WHAT THIS TASK INVOLVES
Your task is to copy every record exactly.

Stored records
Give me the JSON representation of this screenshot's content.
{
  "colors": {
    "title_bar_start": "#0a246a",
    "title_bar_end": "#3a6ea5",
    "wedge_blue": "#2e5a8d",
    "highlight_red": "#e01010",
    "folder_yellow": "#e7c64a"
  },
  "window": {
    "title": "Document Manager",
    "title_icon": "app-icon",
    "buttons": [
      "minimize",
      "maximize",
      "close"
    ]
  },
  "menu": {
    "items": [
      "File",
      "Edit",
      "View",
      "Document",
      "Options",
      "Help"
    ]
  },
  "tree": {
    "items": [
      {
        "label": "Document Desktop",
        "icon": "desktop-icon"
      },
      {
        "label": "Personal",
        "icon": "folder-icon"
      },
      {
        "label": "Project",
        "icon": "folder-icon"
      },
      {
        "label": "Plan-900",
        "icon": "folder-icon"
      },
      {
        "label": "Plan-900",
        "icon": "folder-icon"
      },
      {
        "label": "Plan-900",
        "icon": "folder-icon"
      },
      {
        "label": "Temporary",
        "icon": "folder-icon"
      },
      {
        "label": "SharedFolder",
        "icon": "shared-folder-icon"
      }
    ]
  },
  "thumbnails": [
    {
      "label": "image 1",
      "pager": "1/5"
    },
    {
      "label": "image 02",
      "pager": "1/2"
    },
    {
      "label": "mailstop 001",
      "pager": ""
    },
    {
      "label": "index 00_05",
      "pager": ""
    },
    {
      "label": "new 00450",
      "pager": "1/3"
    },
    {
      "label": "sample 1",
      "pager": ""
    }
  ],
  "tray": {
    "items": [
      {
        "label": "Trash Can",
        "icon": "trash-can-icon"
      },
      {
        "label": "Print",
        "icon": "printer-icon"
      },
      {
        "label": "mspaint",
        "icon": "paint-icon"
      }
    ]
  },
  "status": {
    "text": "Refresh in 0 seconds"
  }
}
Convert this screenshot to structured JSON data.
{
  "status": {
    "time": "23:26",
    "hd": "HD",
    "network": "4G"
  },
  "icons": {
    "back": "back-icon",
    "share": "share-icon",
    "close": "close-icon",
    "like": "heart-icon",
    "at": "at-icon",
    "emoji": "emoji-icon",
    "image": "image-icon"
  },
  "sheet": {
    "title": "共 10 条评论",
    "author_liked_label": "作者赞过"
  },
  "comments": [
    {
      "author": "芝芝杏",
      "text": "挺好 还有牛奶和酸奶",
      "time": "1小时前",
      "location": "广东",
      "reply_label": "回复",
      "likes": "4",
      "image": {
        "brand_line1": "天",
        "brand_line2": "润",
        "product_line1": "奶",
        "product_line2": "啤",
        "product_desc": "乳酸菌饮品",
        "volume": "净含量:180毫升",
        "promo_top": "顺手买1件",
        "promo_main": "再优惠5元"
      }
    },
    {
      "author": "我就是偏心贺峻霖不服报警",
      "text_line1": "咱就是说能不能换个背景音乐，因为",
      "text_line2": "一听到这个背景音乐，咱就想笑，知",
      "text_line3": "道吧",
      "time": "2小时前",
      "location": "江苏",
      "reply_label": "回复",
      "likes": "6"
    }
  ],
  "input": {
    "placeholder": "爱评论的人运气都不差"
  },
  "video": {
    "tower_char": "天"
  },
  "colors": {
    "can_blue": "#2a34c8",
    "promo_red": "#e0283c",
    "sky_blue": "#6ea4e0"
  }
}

REPLY TO THE TASK
Give me the JSON representation of this screenshot's content.
{
  "colors": {
    "title_bar_start": "#0a246a",
    "title_bar_end": "#3a6ea5",
    "wedge_blue": "#2e5a8d",
    "highlight_red": "#e01010",
    "folder_yellow": "#e7c64a"
  },
  "window": {
    "title": "Document Manager",
    "title_icon": "app-icon",
    "buttons": [
      "minimize",
      "maximize",
      "close"
    ]
  },
  "menu": {
    "items": [
      "File",
      "Edit",
      "View",
      "Document",
      "Options",
      "Help"
    ]
  },
  "tree": {
    "items": [
      {
        "label": "Document Desktop",
        "icon": "desktop-icon"
      },
      {
        "label": "Personal",
        "icon": "folder-icon"
      },
      {
        "label": "Project",
        "icon": "folder-icon"
      },
      {
        "label": "Plan-900",
        "icon": "folder-icon"
      },
      {
        "label": "Plan-900",
        "icon": "folder-icon"
      },
      {
        "label": "Plan-900",
        "icon": "folder-icon"
      },
      {
        "label": "Temporary",
        "icon": "folder-icon"
      },
      {
        "label": "SharedFolder",
        "icon": "shared-folder-icon"
      }
    ]
  },
  "thumbnails": [
    {
      "label": "image 1",
      "pager": "1/5"
    },
    {
      "label": "image 02",
      "pager": "1/2"
    },
    {
      "label": "mailstop 001",
      "pager": ""
    },
    {
      "label": "index 00_05",
      "pager": ""
    },
    {
      "label": "new 00450",
      "pager": "1/3"
    },
    {
      "label": "sample 1",
      "pager": ""
    }
  ],
  "tray": {
    "items": [
      {
        "label": "Trash Can",
        "icon": "trash-can-icon"
      },
      {
        "label": "Print",
        "icon": "printer-icon"
      },
      {
        "label": "mspaint",
        "icon": "paint-icon"
      }
    ]
  },
  "status": {
    "text": "Refresh in 0 seconds"
  }
}
Convert this screenshot to structured JSON data.
{
  "status": {
    "time": "23:26",
    "hd": "HD",
    "network": "4G"
  },
  "icons": {
    "back": "back-icon",
    "share": "share-icon",
    "close": "close-icon",
    "like": "heart-icon",
    "at": "at-icon",
    "emoji": "emoji-icon",
    "image": "image-icon"
  },
  "sheet": {
    "title": "共 10 条评论",
    "author_liked_label": "作者赞过"
  },
  "comments": [
    {
      "author": "芝芝杏",
      "text": "挺好 还有牛奶和酸奶",
      "time": "1小时前",
      "location": "广东",
      "reply_label": "回复",
      "likes": "4",
      "image": {
        "brand_line1": "天",
        "brand_line2": "润",
        "product_line1": "奶",
        "product_line2": "啤",
        "product_desc": "乳酸菌饮品",
        "volume": "净含量:180毫升",
        "promo_top": "顺手买1件",
        "promo_main": "再优惠5元"
      }
    },
    {
      "author": "我就是偏心贺峻霖不服报警",
      "text_line1": "咱就是说能不能换个背景音乐，因为",
      "text_line2": "一听到这个背景音乐，咱就想笑，知",
      "text_line3": "道吧",
      "time": "2小时前",
      "location": "江苏",
      "reply_label": "回复",
      "likes": "6"
    }
  ],
  "input": {
    "placeholder": "爱评论的人运气都不差"
  },
  "video": {
    "tower_char": "天"
  },
  "colors": {
    "can_blue": "#2a34c8",
    "promo_red": "#e0283c",
    "sky_blue": "#6ea4e0"
  }
}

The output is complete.